>> begin Entries

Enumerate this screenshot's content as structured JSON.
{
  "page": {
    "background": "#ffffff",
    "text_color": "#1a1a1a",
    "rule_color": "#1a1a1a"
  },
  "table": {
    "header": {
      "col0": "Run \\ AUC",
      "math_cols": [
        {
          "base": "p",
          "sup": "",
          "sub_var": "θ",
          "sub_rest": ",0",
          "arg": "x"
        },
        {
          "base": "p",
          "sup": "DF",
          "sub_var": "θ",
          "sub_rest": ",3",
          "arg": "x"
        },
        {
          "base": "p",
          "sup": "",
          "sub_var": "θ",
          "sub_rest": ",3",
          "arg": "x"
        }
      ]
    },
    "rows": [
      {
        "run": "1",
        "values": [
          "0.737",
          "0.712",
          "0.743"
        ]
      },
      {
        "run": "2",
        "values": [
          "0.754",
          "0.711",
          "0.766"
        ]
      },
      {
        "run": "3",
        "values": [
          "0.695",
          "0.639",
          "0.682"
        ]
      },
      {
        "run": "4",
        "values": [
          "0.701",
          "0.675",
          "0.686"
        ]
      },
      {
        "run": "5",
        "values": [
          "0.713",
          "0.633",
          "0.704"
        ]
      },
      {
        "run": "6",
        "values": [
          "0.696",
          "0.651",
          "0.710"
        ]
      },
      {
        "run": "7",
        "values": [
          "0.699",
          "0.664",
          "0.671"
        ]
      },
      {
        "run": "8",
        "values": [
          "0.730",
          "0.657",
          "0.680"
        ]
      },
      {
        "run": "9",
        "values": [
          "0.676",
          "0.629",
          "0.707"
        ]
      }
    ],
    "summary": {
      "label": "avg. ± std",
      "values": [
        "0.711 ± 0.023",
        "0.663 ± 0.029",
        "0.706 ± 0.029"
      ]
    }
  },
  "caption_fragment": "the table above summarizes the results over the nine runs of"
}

>> end Entries

▶ **Requirement**: Every record above should be output exactly.

▶ **Complete output**:
Enumerate this screenshot's content as structured JSON.
{
  "page": {
    "background": "#ffffff",
    "text_color": "#1a1a1a",
    "rule_color": "#1a1a1a"
  },
  "table": {
    "header": {
      "col0": "Run \\ AUC",
      "math_cols": [
        {
          "base": "p",
          "sup": "",
          "sub_var": "θ",
          "sub_rest": ",0",
          "arg": "x"
        },
        {
          "base": "p",
          "sup": "DF",
          "sub_var": "θ",
          "sub_rest": ",3",
          "arg": "x"
        },
        {
          "base": "p",
          "sup": "",
          "sub_var": "θ",
          "sub_rest": ",3",
          "arg": "x"
        }
      ]
    },
    "rows": [
      {
        "run": "1",
        "values": [
          "0.737",
          "0.712",
          "0.743"
        ]
      },
      {
        "run": "2",
        "values": [
          "0.754",
          "0.711",
          "0.766"
        ]
      },
      {
        "run": "3",
        "values": [
          "0.695",
          "0.639",
          "0.682"
        ]
      },
      {
        "run": "4",
        "values": [
          "0.701",
          "0.675",
          "0.686"
        ]
      },
      {
        "run": "5",
        "values": [
          "0.713",
          "0.633",
          "0.704"
        ]
      },
      {
        "run": "6",
        "values": [
          "0.696",
          "0.651",
          "0.710"
        ]
      },
      {
        "run": "7",
        "values": [
          "0.699",
          "0.664",
          "0.671"
        ]
      },
      {
        "run": "8",
        "values": [
          "0.730",
          "0.657",
          "0.680"
        ]
      },
      {
        "run": "9",
        "values": [
          "0.676",
          "0.629",
          "0.707"
        ]
      }
    ],
    "summary": {
      "label": "avg. ± std",
      "values": [
        "0.711 ± 0.023",
        "0.663 ± 0.029",
        "0.706 ± 0.029"
      ]
    }
  },
  "caption_fragment": "the table above summarizes the results over the nine runs of"
}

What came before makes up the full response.